▸ **Task instructions**
In how many lines of the data does the word "JSON" appear? Give the number by itself.

Stored entries
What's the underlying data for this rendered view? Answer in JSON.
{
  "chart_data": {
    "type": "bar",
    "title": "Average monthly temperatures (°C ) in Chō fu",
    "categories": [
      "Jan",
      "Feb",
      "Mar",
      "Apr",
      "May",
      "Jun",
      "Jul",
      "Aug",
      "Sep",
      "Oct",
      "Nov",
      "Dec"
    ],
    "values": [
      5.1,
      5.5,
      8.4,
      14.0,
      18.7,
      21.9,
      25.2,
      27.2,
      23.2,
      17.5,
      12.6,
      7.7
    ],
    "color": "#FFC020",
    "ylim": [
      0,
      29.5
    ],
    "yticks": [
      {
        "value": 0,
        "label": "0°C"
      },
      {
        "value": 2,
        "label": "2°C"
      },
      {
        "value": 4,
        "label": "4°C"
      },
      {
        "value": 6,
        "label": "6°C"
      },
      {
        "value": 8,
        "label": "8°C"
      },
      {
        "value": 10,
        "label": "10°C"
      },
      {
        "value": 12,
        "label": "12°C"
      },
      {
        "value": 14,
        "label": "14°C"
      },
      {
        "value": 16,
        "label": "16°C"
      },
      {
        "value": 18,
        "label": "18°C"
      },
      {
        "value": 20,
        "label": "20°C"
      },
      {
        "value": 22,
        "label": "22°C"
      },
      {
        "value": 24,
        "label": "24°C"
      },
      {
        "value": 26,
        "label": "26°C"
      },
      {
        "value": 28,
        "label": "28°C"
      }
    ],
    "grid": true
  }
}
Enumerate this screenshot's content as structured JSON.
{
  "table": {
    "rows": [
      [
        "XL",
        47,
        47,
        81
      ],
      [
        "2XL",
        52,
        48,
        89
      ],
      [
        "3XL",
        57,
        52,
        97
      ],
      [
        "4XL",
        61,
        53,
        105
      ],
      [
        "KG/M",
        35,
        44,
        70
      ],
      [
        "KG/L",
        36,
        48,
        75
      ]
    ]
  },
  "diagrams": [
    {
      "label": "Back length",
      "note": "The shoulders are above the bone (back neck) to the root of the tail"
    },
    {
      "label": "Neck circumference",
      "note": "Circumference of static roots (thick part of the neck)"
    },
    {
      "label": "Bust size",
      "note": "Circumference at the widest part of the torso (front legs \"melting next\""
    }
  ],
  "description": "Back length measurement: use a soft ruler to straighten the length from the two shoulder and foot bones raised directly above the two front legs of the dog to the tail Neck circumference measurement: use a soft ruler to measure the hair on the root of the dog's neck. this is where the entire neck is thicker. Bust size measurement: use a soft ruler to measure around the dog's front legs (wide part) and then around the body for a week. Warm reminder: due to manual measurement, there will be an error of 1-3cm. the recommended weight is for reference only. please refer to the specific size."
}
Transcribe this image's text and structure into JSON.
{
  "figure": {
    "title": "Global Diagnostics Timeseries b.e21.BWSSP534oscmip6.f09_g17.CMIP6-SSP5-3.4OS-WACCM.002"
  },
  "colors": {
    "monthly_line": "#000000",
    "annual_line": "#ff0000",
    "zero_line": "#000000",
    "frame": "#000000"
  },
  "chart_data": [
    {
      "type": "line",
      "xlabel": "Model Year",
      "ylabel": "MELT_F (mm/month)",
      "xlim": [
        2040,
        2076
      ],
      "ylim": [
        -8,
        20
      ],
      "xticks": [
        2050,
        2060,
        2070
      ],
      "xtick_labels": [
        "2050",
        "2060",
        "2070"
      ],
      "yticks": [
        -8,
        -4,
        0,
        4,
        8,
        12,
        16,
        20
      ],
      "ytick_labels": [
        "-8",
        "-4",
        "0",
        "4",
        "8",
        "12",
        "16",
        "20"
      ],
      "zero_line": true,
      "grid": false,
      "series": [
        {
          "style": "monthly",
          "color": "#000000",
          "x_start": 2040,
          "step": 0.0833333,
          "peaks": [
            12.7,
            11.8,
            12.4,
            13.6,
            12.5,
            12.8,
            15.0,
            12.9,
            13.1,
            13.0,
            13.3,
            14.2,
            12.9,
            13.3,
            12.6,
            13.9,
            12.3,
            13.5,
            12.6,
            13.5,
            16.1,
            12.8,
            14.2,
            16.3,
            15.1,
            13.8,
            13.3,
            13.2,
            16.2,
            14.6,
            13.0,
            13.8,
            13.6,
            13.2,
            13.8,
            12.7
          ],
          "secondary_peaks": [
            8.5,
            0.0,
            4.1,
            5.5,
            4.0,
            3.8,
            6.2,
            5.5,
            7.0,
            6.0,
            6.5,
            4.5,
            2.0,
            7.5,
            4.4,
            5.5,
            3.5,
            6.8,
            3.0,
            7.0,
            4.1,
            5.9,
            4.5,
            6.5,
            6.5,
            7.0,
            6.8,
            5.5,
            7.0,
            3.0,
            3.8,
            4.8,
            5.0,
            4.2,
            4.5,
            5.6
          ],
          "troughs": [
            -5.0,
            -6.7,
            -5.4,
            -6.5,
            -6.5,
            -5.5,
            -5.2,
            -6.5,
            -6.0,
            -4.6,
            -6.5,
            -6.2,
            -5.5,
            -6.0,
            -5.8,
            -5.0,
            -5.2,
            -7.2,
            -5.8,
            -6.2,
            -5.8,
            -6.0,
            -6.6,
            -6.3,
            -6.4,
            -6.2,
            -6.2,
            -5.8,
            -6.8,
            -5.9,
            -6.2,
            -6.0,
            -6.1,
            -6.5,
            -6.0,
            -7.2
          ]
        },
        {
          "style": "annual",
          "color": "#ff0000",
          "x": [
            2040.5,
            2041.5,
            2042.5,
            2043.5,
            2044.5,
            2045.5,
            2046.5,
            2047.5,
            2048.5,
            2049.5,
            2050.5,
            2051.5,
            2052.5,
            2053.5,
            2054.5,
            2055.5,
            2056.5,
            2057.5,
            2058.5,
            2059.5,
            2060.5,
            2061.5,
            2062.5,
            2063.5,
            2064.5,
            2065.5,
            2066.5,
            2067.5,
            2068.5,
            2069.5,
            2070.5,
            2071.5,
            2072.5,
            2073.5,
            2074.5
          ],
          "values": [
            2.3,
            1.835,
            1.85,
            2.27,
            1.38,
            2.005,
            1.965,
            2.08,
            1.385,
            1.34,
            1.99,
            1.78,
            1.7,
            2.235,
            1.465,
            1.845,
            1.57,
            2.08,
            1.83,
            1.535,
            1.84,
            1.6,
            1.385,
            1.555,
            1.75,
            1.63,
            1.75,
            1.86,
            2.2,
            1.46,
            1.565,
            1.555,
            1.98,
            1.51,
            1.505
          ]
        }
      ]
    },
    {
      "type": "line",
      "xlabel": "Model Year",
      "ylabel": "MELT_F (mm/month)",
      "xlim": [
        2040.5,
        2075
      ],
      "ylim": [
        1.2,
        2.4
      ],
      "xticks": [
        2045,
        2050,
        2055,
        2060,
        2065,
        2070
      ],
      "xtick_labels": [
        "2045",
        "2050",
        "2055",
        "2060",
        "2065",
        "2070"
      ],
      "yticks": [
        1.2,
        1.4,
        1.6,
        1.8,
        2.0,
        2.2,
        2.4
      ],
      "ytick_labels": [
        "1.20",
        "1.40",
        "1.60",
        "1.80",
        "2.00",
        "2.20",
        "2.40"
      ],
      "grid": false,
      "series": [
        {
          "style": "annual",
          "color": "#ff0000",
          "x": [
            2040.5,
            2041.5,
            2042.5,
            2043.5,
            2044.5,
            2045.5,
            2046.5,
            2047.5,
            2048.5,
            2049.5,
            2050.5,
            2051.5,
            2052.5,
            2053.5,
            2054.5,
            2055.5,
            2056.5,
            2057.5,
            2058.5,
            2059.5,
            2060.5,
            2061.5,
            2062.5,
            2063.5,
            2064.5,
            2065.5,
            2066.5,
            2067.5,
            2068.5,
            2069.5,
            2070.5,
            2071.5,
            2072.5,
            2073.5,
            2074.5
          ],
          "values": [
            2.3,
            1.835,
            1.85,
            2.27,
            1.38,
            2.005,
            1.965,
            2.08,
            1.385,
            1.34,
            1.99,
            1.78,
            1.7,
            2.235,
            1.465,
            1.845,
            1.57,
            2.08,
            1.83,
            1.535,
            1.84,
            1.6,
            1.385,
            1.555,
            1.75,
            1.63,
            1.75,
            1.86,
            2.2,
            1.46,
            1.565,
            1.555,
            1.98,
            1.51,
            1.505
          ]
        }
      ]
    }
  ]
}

▸ **Exercise output**
3